* **AIM**: Write each line out again exactly as written.

* begin RECORD LIST *

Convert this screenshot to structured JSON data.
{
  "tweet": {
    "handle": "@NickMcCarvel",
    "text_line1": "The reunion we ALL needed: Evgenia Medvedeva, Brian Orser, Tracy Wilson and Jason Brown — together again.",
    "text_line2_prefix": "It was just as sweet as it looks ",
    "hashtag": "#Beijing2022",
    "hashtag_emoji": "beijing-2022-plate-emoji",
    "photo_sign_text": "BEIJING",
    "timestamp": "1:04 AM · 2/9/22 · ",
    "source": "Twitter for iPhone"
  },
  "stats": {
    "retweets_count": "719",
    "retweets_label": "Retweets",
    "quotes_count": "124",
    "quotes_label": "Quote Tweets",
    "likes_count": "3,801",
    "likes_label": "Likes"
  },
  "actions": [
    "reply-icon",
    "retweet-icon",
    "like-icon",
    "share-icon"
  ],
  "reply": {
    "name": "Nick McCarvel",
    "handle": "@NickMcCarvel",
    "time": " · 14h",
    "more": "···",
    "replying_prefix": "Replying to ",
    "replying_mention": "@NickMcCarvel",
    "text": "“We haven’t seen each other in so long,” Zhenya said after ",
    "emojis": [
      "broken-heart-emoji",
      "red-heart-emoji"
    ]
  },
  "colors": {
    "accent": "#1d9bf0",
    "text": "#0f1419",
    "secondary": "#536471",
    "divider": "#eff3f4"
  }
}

* end RECORD LIST *

* **TASK RESULT**:
Convert this screenshot to structured JSON data.
{
  "tweet": {
    "handle": "@NickMcCarvel",
    "text_line1": "The reunion we ALL needed: Evgenia Medvedeva, Brian Orser, Tracy Wilson and Jason Brown — together again.",
    "text_line2_prefix": "It was just as sweet as it looks ",
    "hashtag": "#Beijing2022",
    "hashtag_emoji": "beijing-2022-plate-emoji",
    "photo_sign_text": "BEIJING",
    "timestamp": "1:04 AM · 2/9/22 · ",
    "source": "Twitter for iPhone"
  },
  "stats": {
    "retweets_count": "719",
    "retweets_label": "Retweets",
    "quotes_count": "124",
    "quotes_label": "Quote Tweets",
    "likes_count": "3,801",
    "likes_label": "Likes"
  },
  "actions": [
    "reply-icon",
    "retweet-icon",
    "like-icon",
    "share-icon"
  ],
  "reply": {
    "name": "Nick McCarvel",
    "handle": "@NickMcCarvel",
    "time": " · 14h",
    "more": "···",
    "replying_prefix": "Replying to ",
    "replying_mention": "@NickMcCarvel",
    "text": "“We haven’t seen each other in so long,” Zhenya said after ",
    "emojis": [
      "broken-heart-emoji",
      "red-heart-emoji"
    ]
  },
  "colors": {
    "accent": "#1d9bf0",
    "text": "#0f1419",
    "secondary": "#536471",
    "divider": "#eff3f4"
  }
}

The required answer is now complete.